● **TASK REQUIREMENTS**:
Below are records to repeat exactly. Omit the pictures from the copy.

● **SUPPLIED RECORDS**:
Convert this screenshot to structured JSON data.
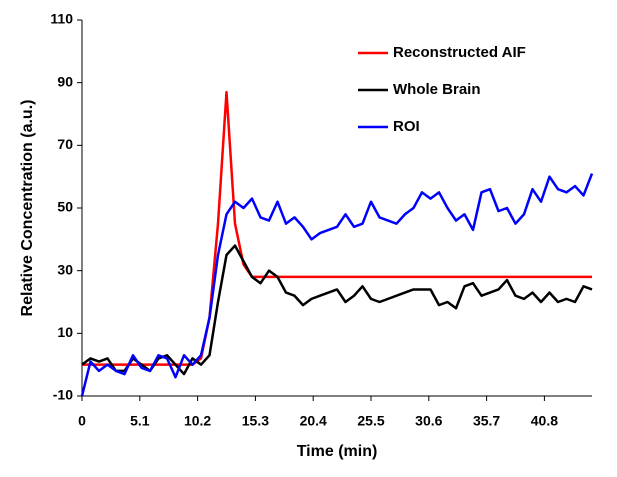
{
  "chart_data": {
    "type": "line",
    "x_label": "Time (min)",
    "y_label": "Relative Concentration (a.u.)",
    "x": [
      0,
      0.75,
      1.5,
      2.25,
      3,
      3.75,
      4.5,
      5.25,
      6,
      6.75,
      7.5,
      8.25,
      9,
      9.75,
      10.5,
      11.25,
      12,
      12.75,
      13.5,
      14.25,
      15,
      15.75,
      16.5,
      17.25,
      18,
      18.75,
      19.5,
      20.25,
      21,
      21.75,
      22.5,
      23.25,
      24,
      24.75,
      25.5,
      26.25,
      27,
      27.75,
      28.5,
      29.25,
      30,
      30.75,
      31.5,
      32.25,
      33,
      33.75,
      34.5,
      35.25,
      36,
      36.75,
      37.5,
      38.25,
      39,
      39.75,
      40.5,
      41.25,
      42,
      42.75,
      43.5,
      44.25,
      45
    ],
    "series": [
      {
        "name": "Reconstructed AIF",
        "color": "#ff0000",
        "values": [
          0,
          0,
          0,
          0,
          0,
          0,
          0,
          0,
          0,
          0,
          0,
          0,
          0,
          0,
          2,
          15,
          45,
          87,
          45,
          32,
          28,
          28,
          28,
          28,
          28,
          28,
          28,
          28,
          28,
          28,
          28,
          28,
          28,
          28,
          28,
          28,
          28,
          28,
          28,
          28,
          28,
          28,
          28,
          28,
          28,
          28,
          28,
          28,
          28,
          28,
          28,
          28,
          28,
          28,
          28,
          28,
          28,
          28,
          28,
          28,
          28
        ]
      },
      {
        "name": "Whole Brain",
        "color": "#000000",
        "values": [
          0,
          2,
          1,
          2,
          -2,
          -2,
          2,
          0,
          -2,
          2,
          3,
          0,
          -3,
          2,
          0,
          3,
          20,
          35,
          38,
          33,
          28,
          26,
          30,
          28,
          23,
          22,
          19,
          21,
          22,
          23,
          24,
          20,
          22,
          25,
          21,
          20,
          21,
          22,
          23,
          24,
          24,
          24,
          19,
          20,
          18,
          25,
          26,
          22,
          23,
          24,
          27,
          22,
          21,
          23,
          20,
          23,
          20,
          21,
          20,
          25,
          24
        ]
      },
      {
        "name": "ROI",
        "color": "#0000ff",
        "values": [
          -10,
          1,
          -2,
          0,
          -2,
          -3,
          3,
          -1,
          -2,
          3,
          2,
          -4,
          3,
          0,
          3,
          15,
          35,
          48,
          52,
          50,
          53,
          47,
          46,
          52,
          45,
          47,
          44,
          40,
          42,
          43,
          44,
          48,
          44,
          45,
          52,
          47,
          46,
          45,
          48,
          50,
          55,
          53,
          55,
          50,
          46,
          48,
          43,
          55,
          56,
          49,
          50,
          45,
          48,
          56,
          52,
          60,
          56,
          55,
          57,
          54,
          61
        ]
      }
    ],
    "xlim": [
      0,
      45
    ],
    "xticks": [
      0,
      5.1,
      10.2,
      15.3,
      20.4,
      25.5,
      30.6,
      35.7,
      40.8
    ],
    "ylim": [
      -10,
      110
    ],
    "yticks": [
      -10,
      10,
      30,
      50,
      70,
      90,
      110
    ],
    "grid": false,
    "legend": "upper right"
  }
}
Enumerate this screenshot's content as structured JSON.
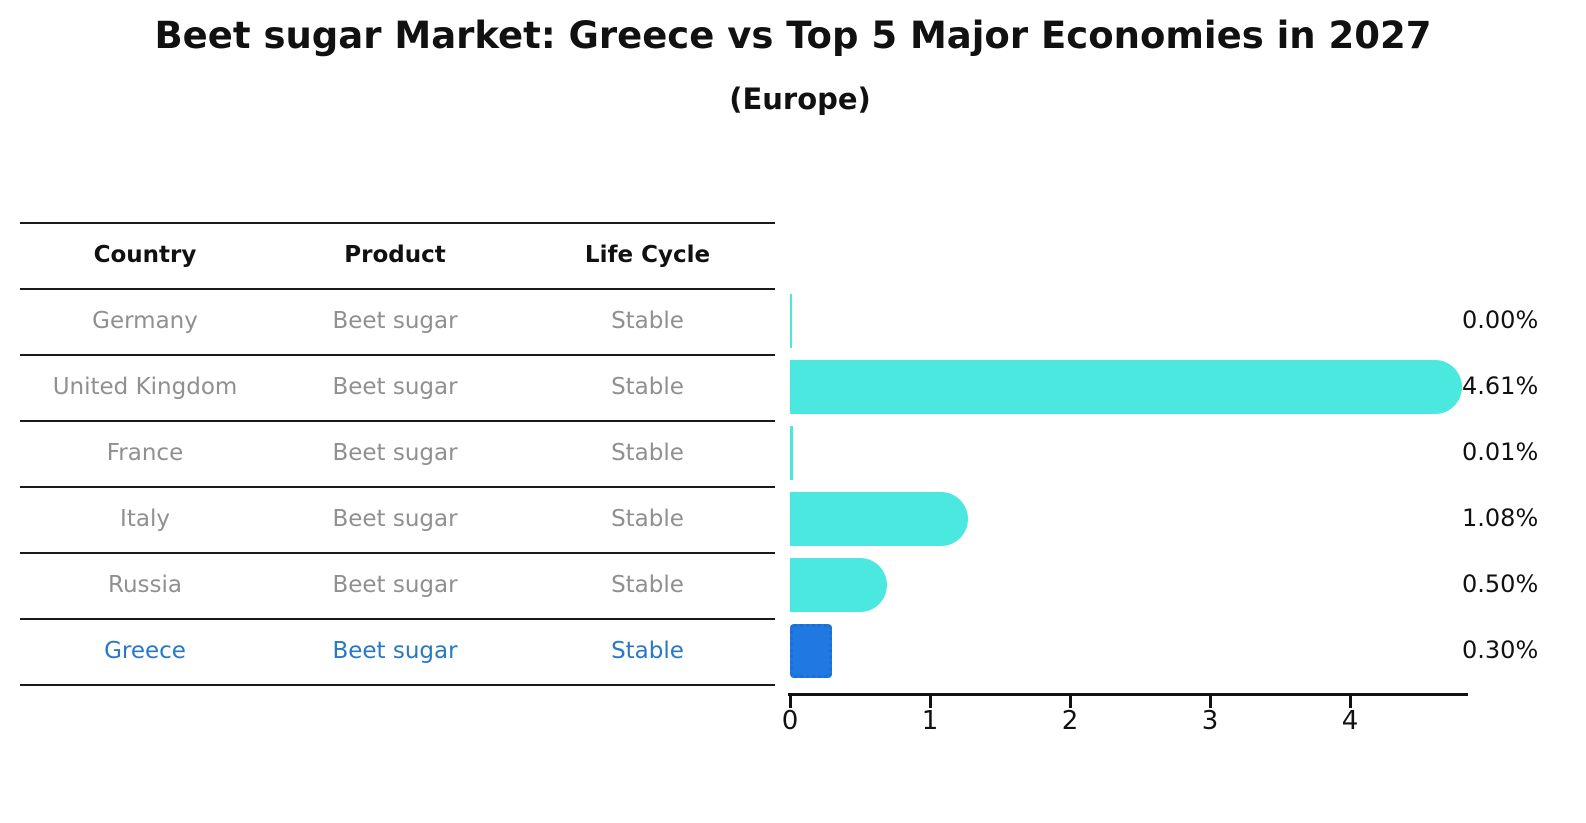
{
  "chart_data": {
    "type": "bar",
    "orientation": "horizontal",
    "title": "Beet sugar Market: Greece vs Top 5 Major Economies in 2027",
    "subtitle": "(Europe)",
    "grid": false,
    "legend_position": "none",
    "xlim": [
      0,
      4.84
    ],
    "x_ticks": [
      "0",
      "1",
      "2",
      "3",
      "4"
    ],
    "xlabel": "",
    "ylabel": "",
    "table_headers": [
      "Country",
      "Product",
      "Life Cycle"
    ],
    "categories": [
      "Germany",
      "United Kingdom",
      "France",
      "Italy",
      "Russia",
      "Greece"
    ],
    "values": [
      0.0,
      4.61,
      0.01,
      1.08,
      0.5,
      0.3
    ],
    "rows": [
      {
        "country": "Germany",
        "product": "Beet sugar",
        "life_cycle": "Stable",
        "value": 0.0,
        "value_label": "0.00%",
        "highlighted": false
      },
      {
        "country": "United Kingdom",
        "product": "Beet sugar",
        "life_cycle": "Stable",
        "value": 4.61,
        "value_label": "4.61%",
        "highlighted": false
      },
      {
        "country": "France",
        "product": "Beet sugar",
        "life_cycle": "Stable",
        "value": 0.01,
        "value_label": "0.01%",
        "highlighted": false
      },
      {
        "country": "Italy",
        "product": "Beet sugar",
        "life_cycle": "Stable",
        "value": 1.08,
        "value_label": "1.08%",
        "highlighted": false
      },
      {
        "country": "Russia",
        "product": "Beet sugar",
        "life_cycle": "Stable",
        "value": 0.5,
        "value_label": "0.50%",
        "highlighted": false
      },
      {
        "country": "Greece",
        "product": "Beet sugar",
        "life_cycle": "Stable",
        "value": 0.3,
        "value_label": "0.30%",
        "highlighted": true
      }
    ],
    "colors": {
      "bar": "#4BE8E0",
      "highlight_bar": "#1F79E0",
      "highlight_border": "#1A6FD4",
      "highlight_text": "#2878C8",
      "row_text": "#909090",
      "header_text": "#111111",
      "axis": "#111111",
      "background": "#FFFFFF"
    }
  }
}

● **SOLVED PROBLEM**:
Convert this screenshot to structured JSON data.
{
  "chart_data": {
    "type": "line",
    "x_label": "Time (min)",
    "y_label": "Relative Concentration (a.u.)",
    "x": [
      0,
      0.75,
      1.5,
      2.25,
      3,
      3.75,
      4.5,
      5.25,
      6,
      6.75,
      7.5,
      8.25,
      9,
      9.75,
      10.5,
      11.25,
      12,
      12.75,
      13.5,
      14.25,
      15,
      15.75,
      16.5,
      17.25,
      18,
      18.75,
      19.5,
      20.25,
      21,
      21.75,
      22.5,
      23.25,
      24,
      24.75,
      25.5,
      26.25,
      27,
      27.75,
      28.5,
      29.25,
      30,
      30.75,
      31.5,
      32.25,
      33,
      33.75,
      34.5,
      35.25,
      36,
      36.75,
      37.5,
      38.25,
      39,
      39.75,
      40.5,
      41.25,
      42,
      42.75,
      43.5,
      44.25,
      45
    ],
    "series": [
      {
        "name": "Reconstructed AIF",
        "color": "#ff0000",
        "values": [
          0,
          0,
          0,
          0,
          0,
          0,
          0,
          0,
          0,
          0,
          0,
          0,
          0,
          0,
          2,
          15,
          45,
          87,
          45,
          32,
          28,
          28,
          28,
          28,
          28,
          28,
          28,
          28,
          28,
          28,
          28,
          28,
          28,
          28,
          28,
          28,
          28,
          28,
          28,
          28,
          28,
          28,
          28,
          28,
          28,
          28,
          28,
          28,
          28,
          28,
          28,
          28,
          28,
          28,
          28,
          28,
          28,
          28,
          28,
          28,
          28
        ]
      },
      {
        "name": "Whole Brain",
        "color": "#000000",
        "values": [
          0,
          2,
          1,
          2,
          -2,
          -2,
          2,
          0,
          -2,
          2,
          3,
          0,
          -3,
          2,
          0,
          3,
          20,
          35,
          38,
          33,
          28,
          26,
          30,
          28,
          23,
          22,
          19,
          21,
          22,
          23,
          24,
          20,
          22,
          25,
          21,
          20,
          21,
          22,
          23,
          24,
          24,
          24,
          19,
          20,
          18,
          25,
          26,
          22,
          23,
          24,
          27,
          22,
          21,
          23,
          20,
          23,
          20,
          21,
          20,
          25,
          24
        ]
      },
      {
        "name": "ROI",
        "color": "#0000ff",
        "values": [
          -10,
          1,
          -2,
          0,
          -2,
          -3,
          3,
          -1,
          -2,
          3,
          2,
          -4,
          3,
          0,
          3,
          15,
          35,
          48,
          52,
          50,
          53,
          47,
          46,
          52,
          45,
          47,
          44,
          40,
          42,
          43,
          44,
          48,
          44,
          45,
          52,
          47,
          46,
          45,
          48,
          50,
          55,
          53,
          55,
          50,
          46,
          48,
          43,
          55,
          56,
          49,
          50,
          45,
          48,
          56,
          52,
          60,
          56,
          55,
          57,
          54,
          61
        ]
      }
    ],
    "xlim": [
      0,
      45
    ],
    "xticks": [
      0,
      5.1,
      10.2,
      15.3,
      20.4,
      25.5,
      30.6,
      35.7,
      40.8
    ],
    "ylim": [
      -10,
      110
    ],
    "yticks": [
      -10,
      10,
      30,
      50,
      70,
      90,
      110
    ],
    "grid": false,
    "legend": "upper right"
  }
}
Enumerate this screenshot's content as structured JSON.
{
  "chart_data": {
    "type": "bar",
    "orientation": "horizontal",
    "title": "Beet sugar Market: Greece vs Top 5 Major Economies in 2027",
    "subtitle": "(Europe)",
    "grid": false,
    "legend_position": "none",
    "xlim": [
      0,
      4.84
    ],
    "x_ticks": [
      "0",
      "1",
      "2",
      "3",
      "4"
    ],
    "xlabel": "",
    "ylabel": "",
    "table_headers": [
      "Country",
      "Product",
      "Life Cycle"
    ],
    "categories": [
      "Germany",
      "United Kingdom",
      "France",
      "Italy",
      "Russia",
      "Greece"
    ],
    "values": [
      0.0,
      4.61,
      0.01,
      1.08,
      0.5,
      0.3
    ],
    "rows": [
      {
        "country": "Germany",
        "product": "Beet sugar",
        "life_cycle": "Stable",
        "value": 0.0,
        "value_label": "0.00%",
        "highlighted": false
      },
      {
        "country": "United Kingdom",
        "product": "Beet sugar",
        "life_cycle": "Stable",
        "value": 4.61,
        "value_label": "4.61%",
        "highlighted": false
      },
      {
        "country": "France",
        "product": "Beet sugar",
        "life_cycle": "Stable",
        "value": 0.01,
        "value_label": "0.01%",
        "highlighted": false
      },
      {
        "country": "Italy",
        "product": "Beet sugar",
        "life_cycle": "Stable",
        "value": 1.08,
        "value_label": "1.08%",
        "highlighted": false
      },
      {
        "country": "Russia",
        "product": "Beet sugar",
        "life_cycle": "Stable",
        "value": 0.5,
        "value_label": "0.50%",
        "highlighted": false
      },
      {
        "country": "Greece",
        "product": "Beet sugar",
        "life_cycle": "Stable",
        "value": 0.3,
        "value_label": "0.30%",
        "highlighted": true
      }
    ],
    "colors": {
      "bar": "#4BE8E0",
      "highlight_bar": "#1F79E0",
      "highlight_border": "#1A6FD4",
      "highlight_text": "#2878C8",
      "row_text": "#909090",
      "header_text": "#111111",
      "axis": "#111111",
      "background": "#FFFFFF"
    }
  }
}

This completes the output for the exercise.